■ GOAL OF THE EXERCISE: Every line in the entries that holds "however" should be identified and copied.

Dataset records:
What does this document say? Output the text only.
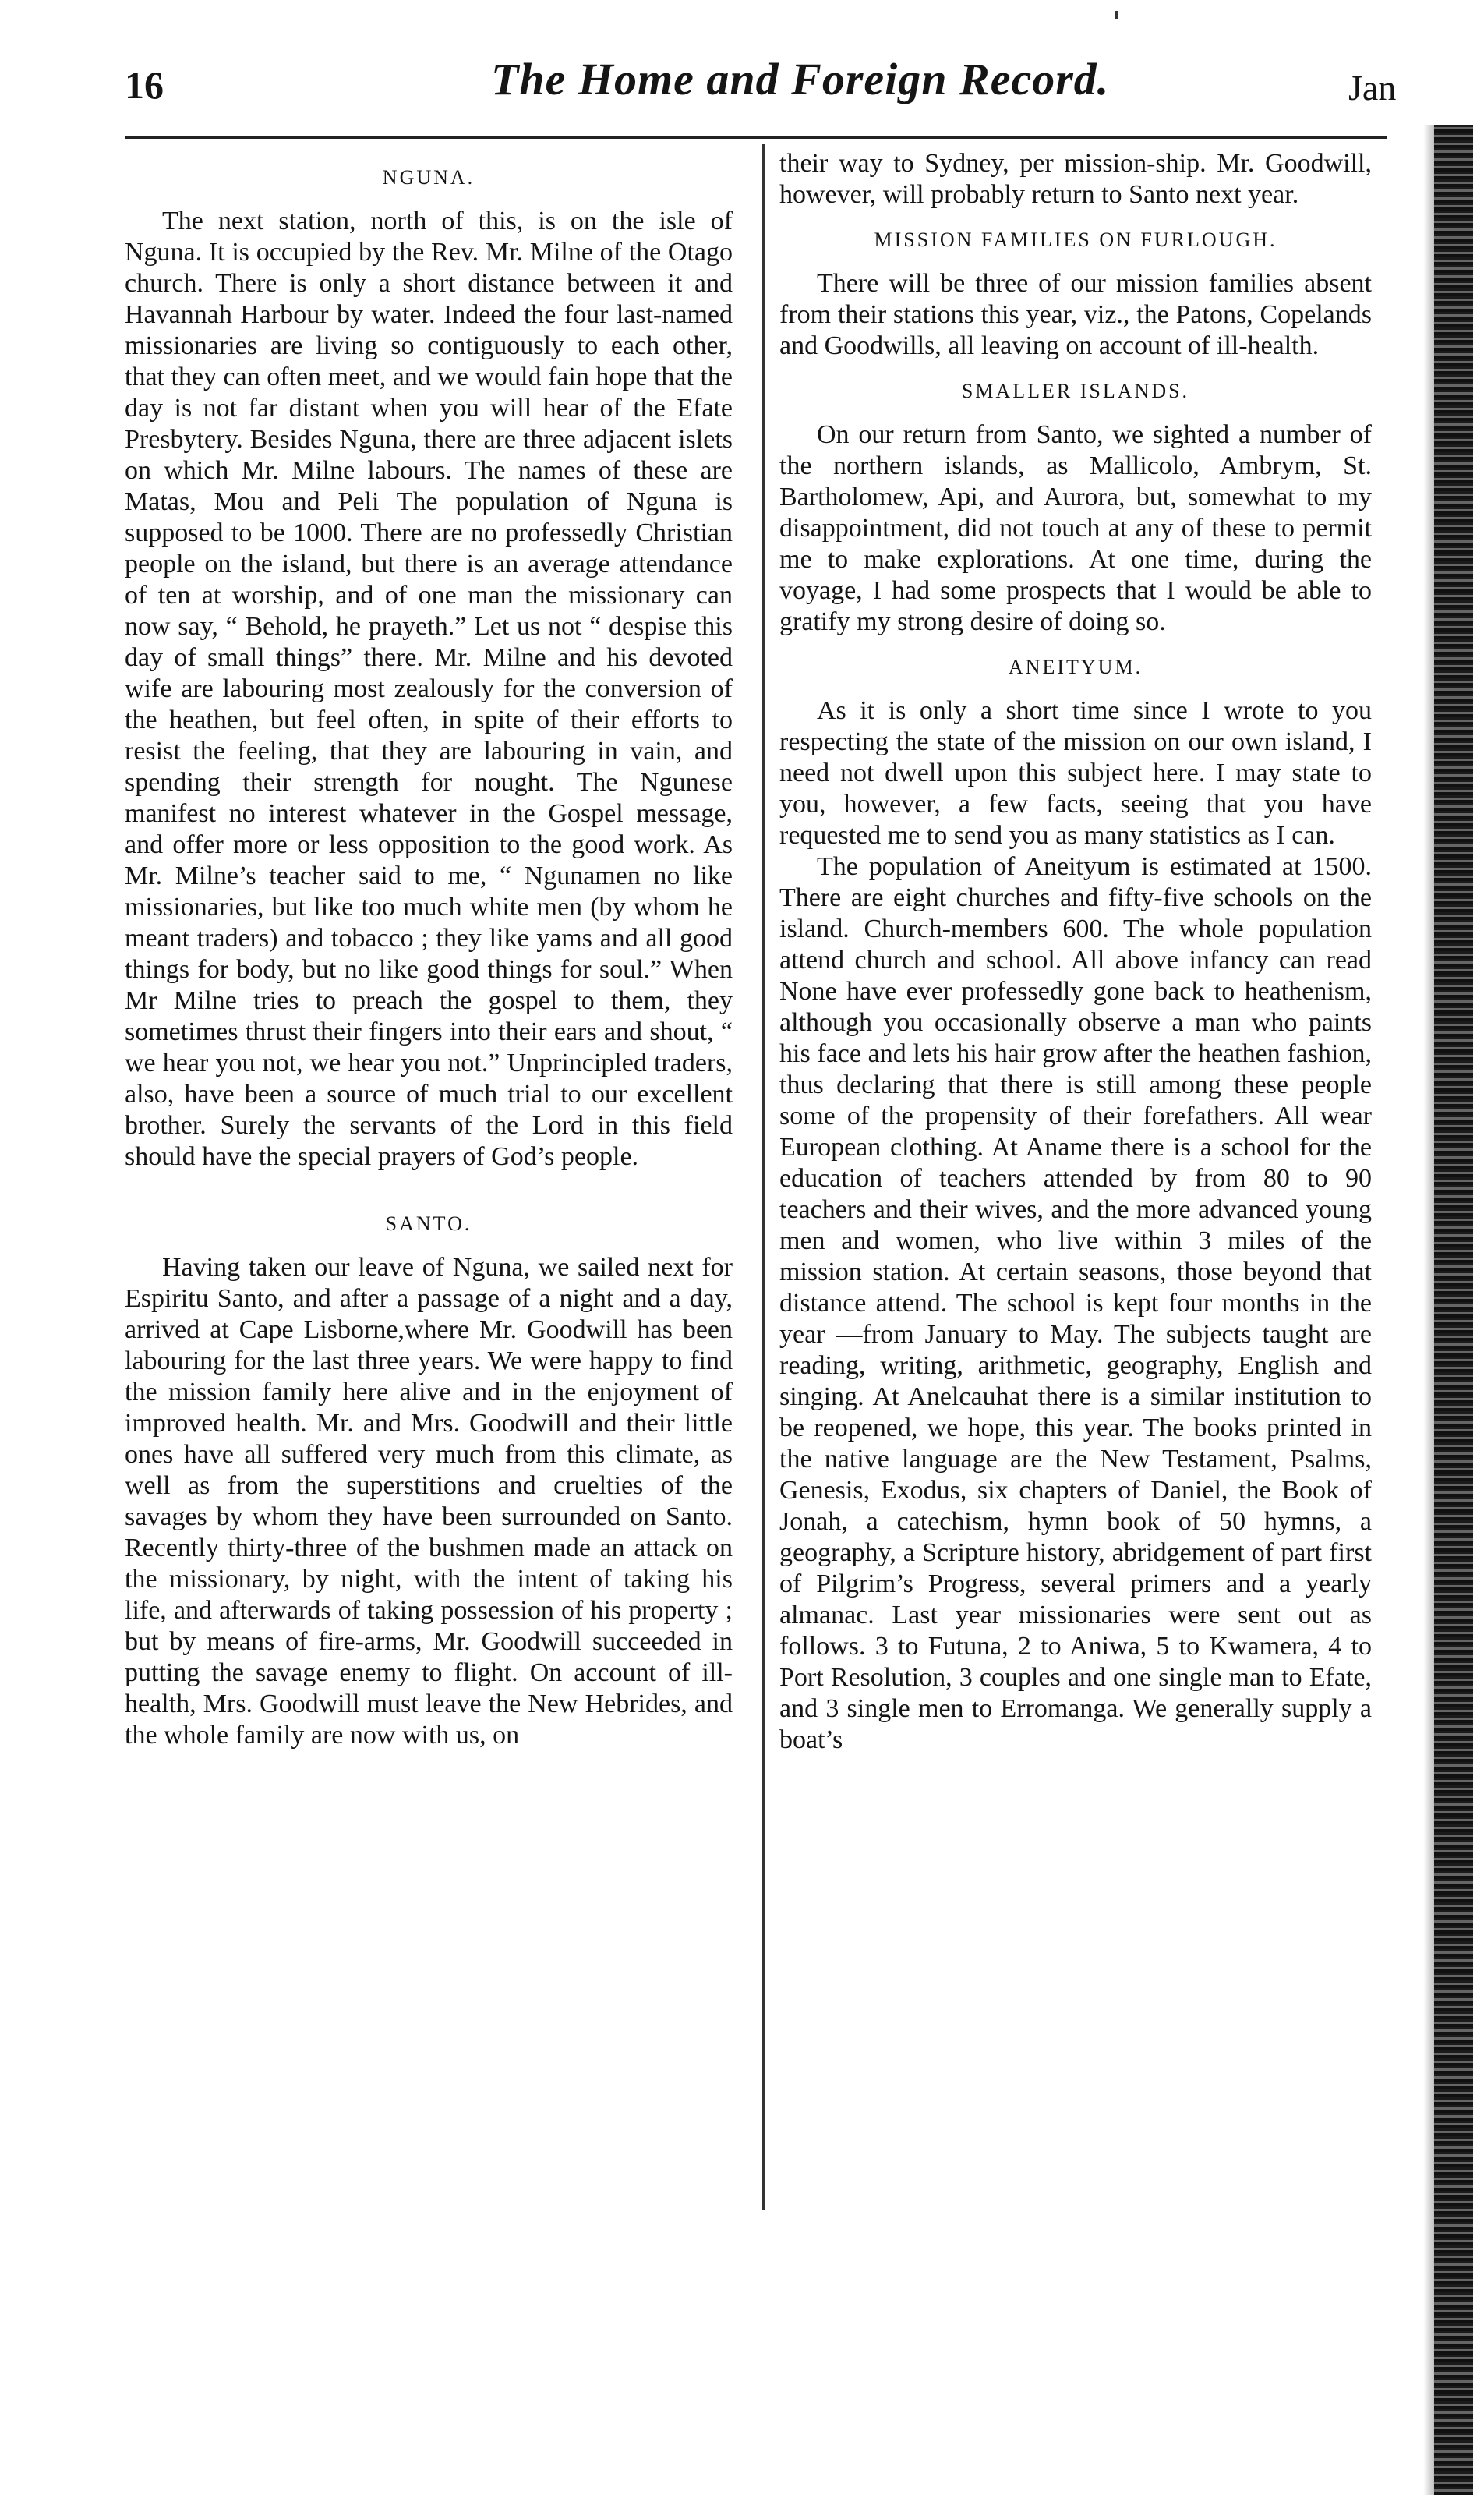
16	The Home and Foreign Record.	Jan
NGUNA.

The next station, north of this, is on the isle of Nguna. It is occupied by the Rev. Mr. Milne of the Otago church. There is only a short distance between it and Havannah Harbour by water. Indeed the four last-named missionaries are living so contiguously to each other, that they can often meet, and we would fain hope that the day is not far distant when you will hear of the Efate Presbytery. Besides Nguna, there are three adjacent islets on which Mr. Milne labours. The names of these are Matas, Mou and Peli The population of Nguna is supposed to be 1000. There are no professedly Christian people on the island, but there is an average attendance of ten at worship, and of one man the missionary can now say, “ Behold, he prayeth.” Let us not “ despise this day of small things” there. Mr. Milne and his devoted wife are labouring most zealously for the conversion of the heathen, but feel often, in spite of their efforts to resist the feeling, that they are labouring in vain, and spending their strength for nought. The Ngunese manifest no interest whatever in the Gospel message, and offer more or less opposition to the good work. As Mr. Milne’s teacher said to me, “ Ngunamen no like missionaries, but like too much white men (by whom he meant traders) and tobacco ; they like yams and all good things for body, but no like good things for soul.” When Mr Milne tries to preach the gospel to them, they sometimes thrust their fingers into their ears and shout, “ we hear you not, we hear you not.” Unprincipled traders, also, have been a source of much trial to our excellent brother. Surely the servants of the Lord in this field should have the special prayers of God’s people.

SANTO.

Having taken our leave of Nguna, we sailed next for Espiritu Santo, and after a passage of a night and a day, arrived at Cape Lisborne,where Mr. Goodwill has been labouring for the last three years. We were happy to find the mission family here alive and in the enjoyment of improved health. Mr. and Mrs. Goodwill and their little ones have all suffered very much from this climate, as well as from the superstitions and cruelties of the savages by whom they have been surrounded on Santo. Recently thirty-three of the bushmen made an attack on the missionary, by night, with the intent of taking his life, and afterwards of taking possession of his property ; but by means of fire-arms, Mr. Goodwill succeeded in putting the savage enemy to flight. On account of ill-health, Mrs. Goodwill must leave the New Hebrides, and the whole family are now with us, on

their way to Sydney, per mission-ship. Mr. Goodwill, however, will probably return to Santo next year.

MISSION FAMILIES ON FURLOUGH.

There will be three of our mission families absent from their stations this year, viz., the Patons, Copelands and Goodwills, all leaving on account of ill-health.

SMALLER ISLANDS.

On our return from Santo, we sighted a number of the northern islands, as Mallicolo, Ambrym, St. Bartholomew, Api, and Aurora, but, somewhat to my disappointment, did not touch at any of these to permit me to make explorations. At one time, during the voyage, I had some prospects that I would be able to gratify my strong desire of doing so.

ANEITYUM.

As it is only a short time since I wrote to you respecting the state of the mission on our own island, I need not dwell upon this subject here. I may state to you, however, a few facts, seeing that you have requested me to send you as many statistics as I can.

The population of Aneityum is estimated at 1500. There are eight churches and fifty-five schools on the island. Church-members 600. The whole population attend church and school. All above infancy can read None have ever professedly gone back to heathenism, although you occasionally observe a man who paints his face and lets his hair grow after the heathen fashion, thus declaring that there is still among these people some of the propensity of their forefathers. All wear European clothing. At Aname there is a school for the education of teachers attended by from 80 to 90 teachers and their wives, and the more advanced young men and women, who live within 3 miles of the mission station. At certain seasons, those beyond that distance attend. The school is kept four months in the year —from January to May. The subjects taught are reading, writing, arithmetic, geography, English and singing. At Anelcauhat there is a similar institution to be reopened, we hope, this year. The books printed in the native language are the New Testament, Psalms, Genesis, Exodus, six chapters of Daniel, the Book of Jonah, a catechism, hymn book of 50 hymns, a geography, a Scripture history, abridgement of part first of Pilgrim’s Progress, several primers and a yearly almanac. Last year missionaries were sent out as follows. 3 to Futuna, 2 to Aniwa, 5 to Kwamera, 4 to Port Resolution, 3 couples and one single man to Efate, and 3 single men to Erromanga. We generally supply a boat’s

■ RESULT OF THIS EXERCISE:
their way to Sydney, per mission-ship. Mr. Goodwill, however, will probably return to Santo next year.
As it is only a short time since I wrote to you respecting the state of the mission on our own island, I need not dwell upon this subject here. I may state to you, however, a few facts, seeing that you have requested me to send you as many statistics as I can.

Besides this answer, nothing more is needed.